[Stored records]
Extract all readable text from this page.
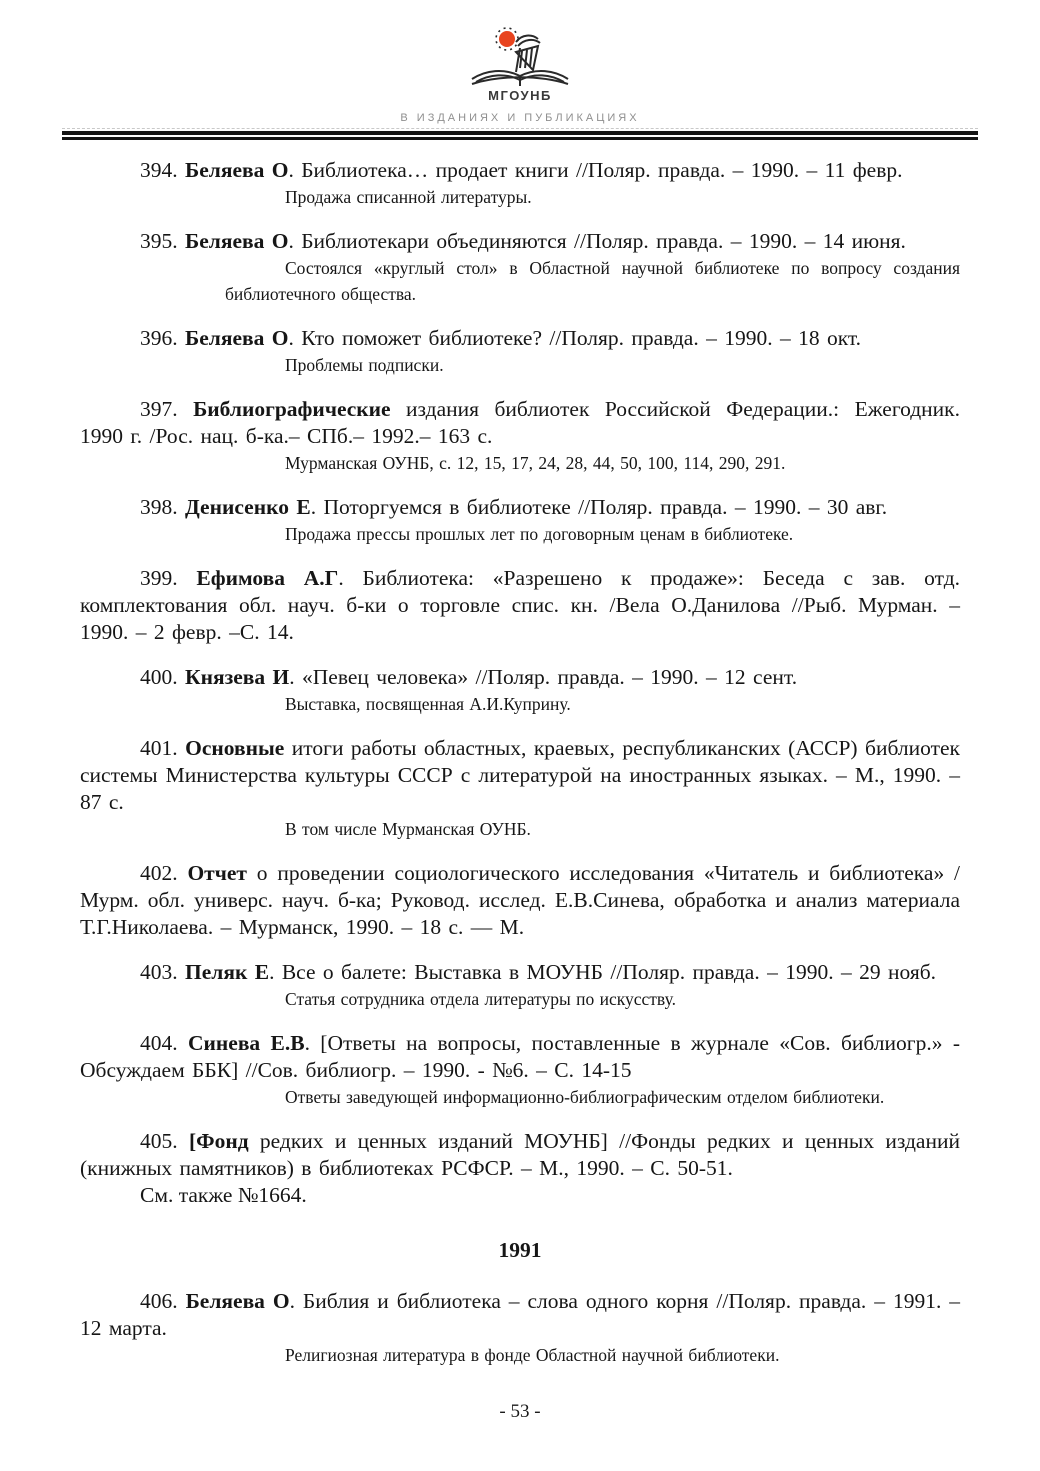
МГОУНБ
В ИЗДАНИЯХ И ПУБЛИКАЦИЯХ

394. Беляева О. Библиотека… продает книги //Поляр. правда. – 1990. – 11 февр.

Продажа списанной литературы.

395. Беляева О. Библиотекари объединяются //Поляр. правда. – 1990. – 14 июня.

Состоялся «круглый стол» в Областной научной библиотеке по вопросу создания библиотечного общества.

396. Беляева О. Кто поможет библиотеке? //Поляр. правда. – 1990. – 18 окт.

Проблемы подписки.

397. Библиографические издания библиотек Российской Федерации.: Ежегодник. 1990 г. /Рос. нац. б-ка.– СПб.– 1992.– 163 с.

Мурманская ОУНБ, с. 12, 15, 17, 24, 28, 44, 50, 100, 114, 290, 291.

398. Денисенко Е. Поторгуемся в библиотеке //Поляр. правда. – 1990. – 30 авг.

Продажа прессы прошлых лет по договорным ценам в библиотеке.

399. Ефимова А.Г. Библиотека: «Разрешено к продаже»: Беседа с зав. отд. комплектования обл. науч. б-ки о торговле спис. кн. /Вела О.Данилова //Рыб. Мурман. – 1990. – 2 февр. –С. 14.

400. Князева И. «Певец человека» //Поляр. правда. – 1990. – 12 сент.

Выставка, посвященная А.И.Куприну.

401. Основные итоги работы областных, краевых, республиканских (АССР) библиотек системы Министерства культуры СССР с литературой на иностранных языках. – М., 1990. – 87 с.

В том числе Мурманская ОУНБ.

402. Отчет о проведении социологического исследования «Читатель и библиотека» /Мурм. обл. универс. науч. б-ка; Руковод. исслед. Е.В.Синева, обработка и анализ материала Т.Г.Николаева. – Мурманск, 1990. – 18 с. — М.

403. Пеляк Е. Все о балете: Выставка в МОУНБ //Поляр. правда. – 1990. – 29 нояб.

Статья сотрудника отдела литературы по искусству.

404. Синева Е.В. [Ответы на вопросы, поставленные в журнале «Сов. библиогр.» - Обсуждаем ББК] //Сов. библиогр. – 1990. - №6. – С. 14-15

Ответы заведующей информационно-библиографическим отделом библиотеки.

405. [Фонд редких и ценных изданий МОУНБ] //Фонды редких и ценных изданий (книжных памятников) в библиотеках РСФСР. – М., 1990. – С. 50-51.

См. также №1664.

1991

406. Беляева О. Библия и библиотека – слова одного корня //Поляр. правда. – 1991. – 12 марта.

Религиозная литература в фонде Областной научной библиотеки.
- 53 -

[Exercise brief]
Look for the word "Ответы" and return every line where it occurs.

[The completed task]
404. Синева Е.В. [Ответы на вопросы, поставленные в журнале «Сов. библиогр.» - Обсуждаем ББК] //Сов. библиогр. – 1990. - №6. – С. 14-15
Ответы заведующей информационно-библиографическим отделом библиотеки.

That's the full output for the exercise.